▶ **Texte fourni**
===

Journal de voyage en Ouzbékistan :
Khiva (page 3/5)
Poursuivons la visite avec la résidence du khan : la " vieille
citadelle ", Kunia Ark. La résidence du khan comprenait
deux parties : la citadelle adossée aux remparts ouest et le harem,
au cur de la ville, que nous verrons dans l'après midi. La
citadelle abritait les bureaux de l'administration, l'hôtel des
monnaies, des étables, un arsenal, une caserne et servait aux manifestations
officielles. La vie intime se passait dans l'autre palais.
Le site du palais fortifié fut occupé dés le Ve
siècle. Pendant plus d'un millénaire, plusieurs palais ont
été détruits et reconstruits au même endroit.
La plus ancienne construction encore debout est la tour qu'Ak Sheik Bobo,
le Cheik blanc, fit construire au XIIe siècle. Le palais
actuel a été construit en 1804 par Iltazar Inaq Khan, le
fondateur de la dynastie des Kungrad (Kungrad est une ville située
à 200 km de Khiva).
Nous passons la porte gardée et découvrons une large cour,
avec en son centre un puits où une dame vient remplir son bac.
La
fondation de Khiva est née d'une légende : le fils de Noé,
Sem, s'arrêta son chemin, fit un somme et rêva d'un puits
et de 300 torches allumées. Immédiatement, il fit creuser
sur place et l'eau jaillit. Khiva est née autour de ce puits appelé
Keivah. Il faut dire qu'en plein désert, il n'y a de vie et de
village que s'il y a de l'eau. Une autre légende prétend
que Khiva vient de l'exclamation " Eva ! ", qui signifie "

===

▶ **Travail à faire**
1 > Indiquez si chaque affirmation concorde avec le journal de voyage. Répondez par oui ou non et citez mot pour mot le passage du journal qui tranche.
(a) Le palais actuel a été construit en 1804.
(b) La vie intime se déroulait dans la citadelle.
(c) Kungrad se trouve à 200 km de Khiva.
2 > Recopiez, s'il vous plaît, le passage du journal de voyage compris entre « La plus ancienne » et « km de Khiva). », ces deux extrémités incluses.

▶ **Extrait des données**

===

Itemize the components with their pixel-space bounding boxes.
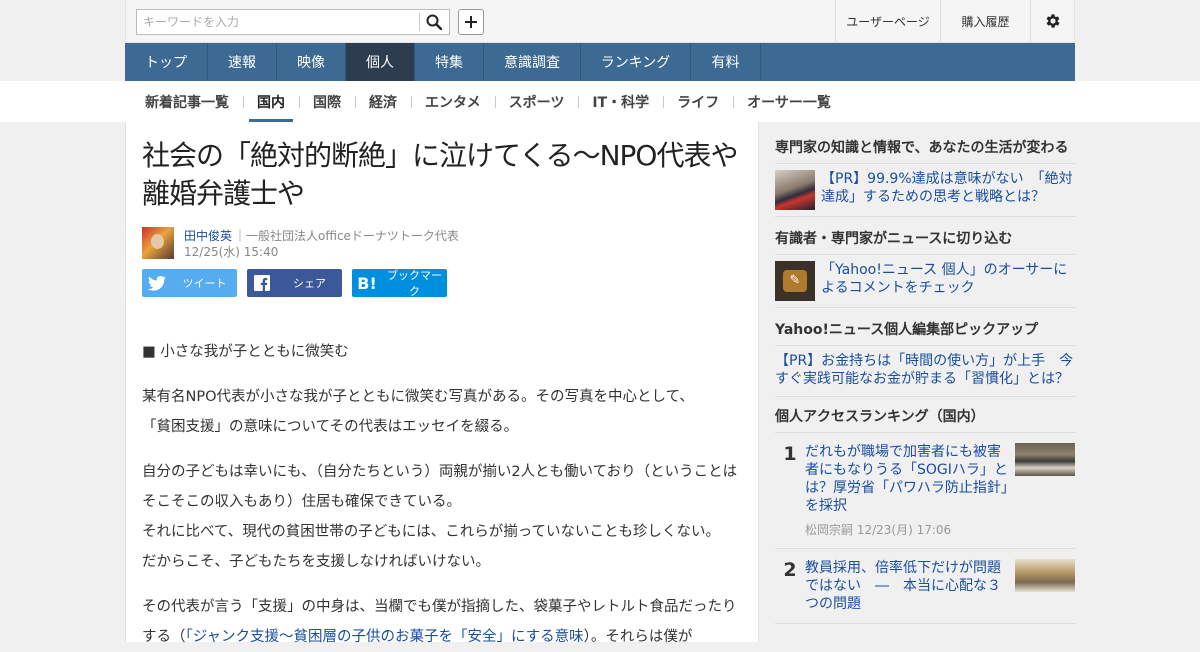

===

▶ **Corrigé des exercices**
1 >
(a) Oui : « Le palais actuel a été construit en 1804 par Iltazar Inaq Khan »
(b) Non : « La vie intime se passait dans l'autre palais. »
(c) Oui : « Kungrad est une ville située à 200 km de Khiva »

2 >
La plus ancienne construction encore debout est la tour qu'Ak Sheik Bobo,
le Cheik blanc, fit construire au XIIe siècle. Le palais
actuel a été construit en 1804 par Iltazar Inaq Khan, le
fondateur de la dynastie des Kungrad (Kungrad est une ville située
à 200 km de Khiva).